* **Directions**
All records are to be retyped faithfully and completely.

+--

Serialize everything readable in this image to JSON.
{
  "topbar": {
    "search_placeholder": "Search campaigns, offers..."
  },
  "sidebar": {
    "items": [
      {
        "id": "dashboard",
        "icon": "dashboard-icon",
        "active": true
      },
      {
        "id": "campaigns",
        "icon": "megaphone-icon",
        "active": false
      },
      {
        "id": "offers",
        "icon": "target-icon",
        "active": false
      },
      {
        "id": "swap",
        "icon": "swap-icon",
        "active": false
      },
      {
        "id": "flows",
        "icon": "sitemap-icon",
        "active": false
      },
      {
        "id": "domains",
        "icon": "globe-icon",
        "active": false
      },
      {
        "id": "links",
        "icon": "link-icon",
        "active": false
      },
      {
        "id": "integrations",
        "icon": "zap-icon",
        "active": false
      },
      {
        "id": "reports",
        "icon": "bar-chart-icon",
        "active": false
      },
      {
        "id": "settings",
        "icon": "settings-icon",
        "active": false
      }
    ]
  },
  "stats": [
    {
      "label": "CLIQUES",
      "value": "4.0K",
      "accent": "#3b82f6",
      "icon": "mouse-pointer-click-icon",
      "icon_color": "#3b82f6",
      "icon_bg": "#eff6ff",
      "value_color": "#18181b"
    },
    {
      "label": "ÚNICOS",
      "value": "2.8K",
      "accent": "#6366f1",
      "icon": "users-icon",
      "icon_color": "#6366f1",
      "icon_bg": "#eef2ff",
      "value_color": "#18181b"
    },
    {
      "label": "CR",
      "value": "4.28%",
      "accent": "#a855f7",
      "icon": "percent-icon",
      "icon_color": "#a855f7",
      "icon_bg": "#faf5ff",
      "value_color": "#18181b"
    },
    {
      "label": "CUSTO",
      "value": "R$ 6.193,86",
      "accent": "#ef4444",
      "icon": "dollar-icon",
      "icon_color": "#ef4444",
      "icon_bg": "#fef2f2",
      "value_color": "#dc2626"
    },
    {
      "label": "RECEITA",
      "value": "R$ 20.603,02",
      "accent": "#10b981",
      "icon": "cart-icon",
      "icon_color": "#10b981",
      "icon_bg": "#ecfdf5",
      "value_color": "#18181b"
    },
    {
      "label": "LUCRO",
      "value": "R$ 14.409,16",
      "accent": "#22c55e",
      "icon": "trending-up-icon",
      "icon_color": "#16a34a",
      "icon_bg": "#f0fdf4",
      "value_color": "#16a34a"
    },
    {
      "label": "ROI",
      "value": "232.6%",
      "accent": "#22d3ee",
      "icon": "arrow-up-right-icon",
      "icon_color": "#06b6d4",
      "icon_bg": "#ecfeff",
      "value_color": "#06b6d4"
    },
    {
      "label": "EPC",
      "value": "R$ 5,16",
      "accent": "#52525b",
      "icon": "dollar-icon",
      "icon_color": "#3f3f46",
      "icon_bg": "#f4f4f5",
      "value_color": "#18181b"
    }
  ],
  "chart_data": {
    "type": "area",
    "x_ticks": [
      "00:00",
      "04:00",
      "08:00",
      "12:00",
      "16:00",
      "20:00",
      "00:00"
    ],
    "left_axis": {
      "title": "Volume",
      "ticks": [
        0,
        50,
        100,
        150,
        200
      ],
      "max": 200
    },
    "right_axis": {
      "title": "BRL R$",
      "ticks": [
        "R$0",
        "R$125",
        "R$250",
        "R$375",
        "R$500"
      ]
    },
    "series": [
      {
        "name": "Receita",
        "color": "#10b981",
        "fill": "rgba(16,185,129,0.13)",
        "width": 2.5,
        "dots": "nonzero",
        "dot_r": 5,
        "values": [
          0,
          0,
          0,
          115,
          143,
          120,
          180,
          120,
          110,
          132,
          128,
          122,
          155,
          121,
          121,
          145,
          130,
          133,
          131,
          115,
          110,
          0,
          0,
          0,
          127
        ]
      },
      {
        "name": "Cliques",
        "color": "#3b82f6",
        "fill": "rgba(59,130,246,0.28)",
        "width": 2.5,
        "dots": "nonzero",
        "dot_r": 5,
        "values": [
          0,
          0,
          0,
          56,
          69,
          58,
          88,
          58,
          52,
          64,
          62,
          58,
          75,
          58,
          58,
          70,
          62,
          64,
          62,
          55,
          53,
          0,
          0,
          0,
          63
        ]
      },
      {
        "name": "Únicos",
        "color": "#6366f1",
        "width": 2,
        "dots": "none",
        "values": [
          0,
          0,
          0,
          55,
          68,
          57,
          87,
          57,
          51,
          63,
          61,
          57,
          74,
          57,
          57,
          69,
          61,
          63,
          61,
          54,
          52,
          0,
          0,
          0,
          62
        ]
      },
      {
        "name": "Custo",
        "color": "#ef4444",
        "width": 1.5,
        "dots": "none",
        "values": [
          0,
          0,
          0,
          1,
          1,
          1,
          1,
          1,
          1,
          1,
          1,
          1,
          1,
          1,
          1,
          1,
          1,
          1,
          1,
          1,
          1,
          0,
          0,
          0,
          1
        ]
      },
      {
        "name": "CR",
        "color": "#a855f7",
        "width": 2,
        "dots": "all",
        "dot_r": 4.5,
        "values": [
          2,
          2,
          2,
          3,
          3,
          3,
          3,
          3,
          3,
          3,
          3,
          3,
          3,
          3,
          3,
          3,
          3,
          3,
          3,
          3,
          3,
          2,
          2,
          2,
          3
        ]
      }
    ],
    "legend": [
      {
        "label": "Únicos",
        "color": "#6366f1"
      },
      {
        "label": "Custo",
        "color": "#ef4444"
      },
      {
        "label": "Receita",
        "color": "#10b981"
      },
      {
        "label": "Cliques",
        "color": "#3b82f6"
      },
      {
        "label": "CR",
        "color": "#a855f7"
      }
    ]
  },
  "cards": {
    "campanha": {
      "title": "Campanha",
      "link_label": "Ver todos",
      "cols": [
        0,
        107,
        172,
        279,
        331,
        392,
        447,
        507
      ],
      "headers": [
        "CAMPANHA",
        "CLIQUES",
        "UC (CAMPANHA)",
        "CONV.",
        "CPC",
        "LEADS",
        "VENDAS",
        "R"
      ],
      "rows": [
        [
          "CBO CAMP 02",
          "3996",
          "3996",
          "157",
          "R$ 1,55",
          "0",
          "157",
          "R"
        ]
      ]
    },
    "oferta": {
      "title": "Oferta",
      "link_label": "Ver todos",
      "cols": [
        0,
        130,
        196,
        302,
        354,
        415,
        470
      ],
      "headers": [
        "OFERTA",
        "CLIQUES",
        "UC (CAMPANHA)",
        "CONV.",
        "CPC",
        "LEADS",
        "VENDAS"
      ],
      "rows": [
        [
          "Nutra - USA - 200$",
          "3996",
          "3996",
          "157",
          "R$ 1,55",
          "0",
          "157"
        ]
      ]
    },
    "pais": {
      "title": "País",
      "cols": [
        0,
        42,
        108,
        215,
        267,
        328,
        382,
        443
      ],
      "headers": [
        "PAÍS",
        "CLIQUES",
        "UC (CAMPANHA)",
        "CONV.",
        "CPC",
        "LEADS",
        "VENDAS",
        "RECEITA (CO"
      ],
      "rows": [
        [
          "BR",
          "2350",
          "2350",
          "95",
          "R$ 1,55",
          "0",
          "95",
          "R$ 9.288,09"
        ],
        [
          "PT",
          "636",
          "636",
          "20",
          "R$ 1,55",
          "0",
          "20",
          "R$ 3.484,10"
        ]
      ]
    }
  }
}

+--

* **Reply**
Serialize everything readable in this image to JSON.
{
  "topbar": {
    "search_placeholder": "Search campaigns, offers..."
  },
  "sidebar": {
    "items": [
      {
        "id": "dashboard",
        "icon": "dashboard-icon",
        "active": true
      },
      {
        "id": "campaigns",
        "icon": "megaphone-icon",
        "active": false
      },
      {
        "id": "offers",
        "icon": "target-icon",
        "active": false
      },
      {
        "id": "swap",
        "icon": "swap-icon",
        "active": false
      },
      {
        "id": "flows",
        "icon": "sitemap-icon",
        "active": false
      },
      {
        "id": "domains",
        "icon": "globe-icon",
        "active": false
      },
      {
        "id": "links",
        "icon": "link-icon",
        "active": false
      },
      {
        "id": "integrations",
        "icon": "zap-icon",
        "active": false
      },
      {
        "id": "reports",
        "icon": "bar-chart-icon",
        "active": false
      },
      {
        "id": "settings",
        "icon": "settings-icon",
        "active": false
      }
    ]
  },
  "stats": [
    {
      "label": "CLIQUES",
      "value": "4.0K",
      "accent": "#3b82f6",
      "icon": "mouse-pointer-click-icon",
      "icon_color": "#3b82f6",
      "icon_bg": "#eff6ff",
      "value_color": "#18181b"
    },
    {
      "label": "ÚNICOS",
      "value": "2.8K",
      "accent": "#6366f1",
      "icon": "users-icon",
      "icon_color": "#6366f1",
      "icon_bg": "#eef2ff",
      "value_color": "#18181b"
    },
    {
      "label": "CR",
      "value": "4.28%",
      "accent": "#a855f7",
      "icon": "percent-icon",
      "icon_color": "#a855f7",
      "icon_bg": "#faf5ff",
      "value_color": "#18181b"
    },
    {
      "label": "CUSTO",
      "value": "R$ 6.193,86",
      "accent": "#ef4444",
      "icon": "dollar-icon",
      "icon_color": "#ef4444",
      "icon_bg": "#fef2f2",
      "value_color": "#dc2626"
    },
    {
      "label": "RECEITA",
      "value": "R$ 20.603,02",
      "accent": "#10b981",
      "icon": "cart-icon",
      "icon_color": "#10b981",
      "icon_bg": "#ecfdf5",
      "value_color": "#18181b"
    },
    {
      "label": "LUCRO",
      "value": "R$ 14.409,16",
      "accent": "#22c55e",
      "icon": "trending-up-icon",
      "icon_color": "#16a34a",
      "icon_bg": "#f0fdf4",
      "value_color": "#16a34a"
    },
    {
      "label": "ROI",
      "value": "232.6%",
      "accent": "#22d3ee",
      "icon": "arrow-up-right-icon",
      "icon_color": "#06b6d4",
      "icon_bg": "#ecfeff",
      "value_color": "#06b6d4"
    },
    {
      "label": "EPC",
      "value": "R$ 5,16",
      "accent": "#52525b",
      "icon": "dollar-icon",
      "icon_color": "#3f3f46",
      "icon_bg": "#f4f4f5",
      "value_color": "#18181b"
    }
  ],
  "chart_data": {
    "type": "area",
    "x_ticks": [
      "00:00",
      "04:00",
      "08:00",
      "12:00",
      "16:00",
      "20:00",
      "00:00"
    ],
    "left_axis": {
      "title": "Volume",
      "ticks": [
        0,
        50,
        100,
        150,
        200
      ],
      "max": 200
    },
    "right_axis": {
      "title": "BRL R$",
      "ticks": [
        "R$0",
        "R$125",
        "R$250",
        "R$375",
        "R$500"
      ]
    },
    "series": [
      {
        "name": "Receita",
        "color": "#10b981",
        "fill": "rgba(16,185,129,0.13)",
        "width": 2.5,
        "dots": "nonzero",
        "dot_r": 5,
        "values": [
          0,
          0,
          0,
          115,
          143,
          120,
          180,
          120,
          110,
          132,
          128,
          122,
          155,
          121,
          121,
          145,
          130,
          133,
          131,
          115,
          110,
          0,
          0,
          0,
          127
        ]
      },
      {
        "name": "Cliques",
        "color": "#3b82f6",
        "fill": "rgba(59,130,246,0.28)",
        "width": 2.5,
        "dots": "nonzero",
        "dot_r": 5,
        "values": [
          0,
          0,
          0,
          56,
          69,
          58,
          88,
          58,
          52,
          64,
          62,
          58,
          75,
          58,
          58,
          70,
          62,
          64,
          62,
          55,
          53,
          0,
          0,
          0,
          63
        ]
      },
      {
        "name": "Únicos",
        "color": "#6366f1",
        "width": 2,
        "dots": "none",
        "values": [
          0,
          0,
          0,
          55,
          68,
          57,
          87,
          57,
          51,
          63,
          61,
          57,
          74,
          57,
          57,
          69,
          61,
          63,
          61,
          54,
          52,
          0,
          0,
          0,
          62
        ]
      },
      {
        "name": "Custo",
        "color": "#ef4444",
        "width": 1.5,
        "dots": "none",
        "values": [
          0,
          0,
          0,
          1,
          1,
          1,
          1,
          1,
          1,
          1,
          1,
          1,
          1,
          1,
          1,
          1,
          1,
          1,
          1,
          1,
          1,
          0,
          0,
          0,
          1
        ]
      },
      {
        "name": "CR",
        "color": "#a855f7",
        "width": 2,
        "dots": "all",
        "dot_r": 4.5,
        "values": [
          2,
          2,
          2,
          3,
          3,
          3,
          3,
          3,
          3,
          3,
          3,
          3,
          3,
          3,
          3,
          3,
          3,
          3,
          3,
          3,
          3,
          2,
          2,
          2,
          3
        ]
      }
    ],
    "legend": [
      {
        "label": "Únicos",
        "color": "#6366f1"
      },
      {
        "label": "Custo",
        "color": "#ef4444"
      },
      {
        "label": "Receita",
        "color": "#10b981"
      },
      {
        "label": "Cliques",
        "color": "#3b82f6"
      },
      {
        "label": "CR",
        "color": "#a855f7"
      }
    ]
  },
  "cards": {
    "campanha": {
      "title": "Campanha",
      "link_label": "Ver todos",
      "cols": [
        0,
        107,
        172,
        279,
        331,
        392,
        447,
        507
      ],
      "headers": [
        "CAMPANHA",
        "CLIQUES",
        "UC (CAMPANHA)",
        "CONV.",
        "CPC",
        "LEADS",
        "VENDAS",
        "R"
      ],
      "rows": [
        [
          "CBO CAMP 02",
          "3996",
          "3996",
          "157",
          "R$ 1,55",
          "0",
          "157",
          "R"
        ]
      ]
    },
    "oferta": {
      "title": "Oferta",
      "link_label": "Ver todos",
      "cols": [
        0,
        130,
        196,
        302,
        354,
        415,
        470
      ],
      "headers": [
        "OFERTA",
        "CLIQUES",
        "UC (CAMPANHA)",
        "CONV.",
        "CPC",
        "LEADS",
        "VENDAS"
      ],
      "rows": [
        [
          "Nutra - USA - 200$",
          "3996",
          "3996",
          "157",
          "R$ 1,55",
          "0",
          "157"
        ]
      ]
    },
    "pais": {
      "title": "País",
      "cols": [
        0,
        42,
        108,
        215,
        267,
        328,
        382,
        443
      ],
      "headers": [
        "PAÍS",
        "CLIQUES",
        "UC (CAMPANHA)",
        "CONV.",
        "CPC",
        "LEADS",
        "VENDAS",
        "RECEITA (CO"
      ],
      "rows": [
        [
          "BR",
          "2350",
          "2350",
          "95",
          "R$ 1,55",
          "0",
          "95",
          "R$ 9.288,09"
        ],
        [
          "PT",
          "636",
          "636",
          "20",
          "R$ 1,55",
          "0",
          "20",
          "R$ 3.484,10"
        ]
      ]
    }
  }
}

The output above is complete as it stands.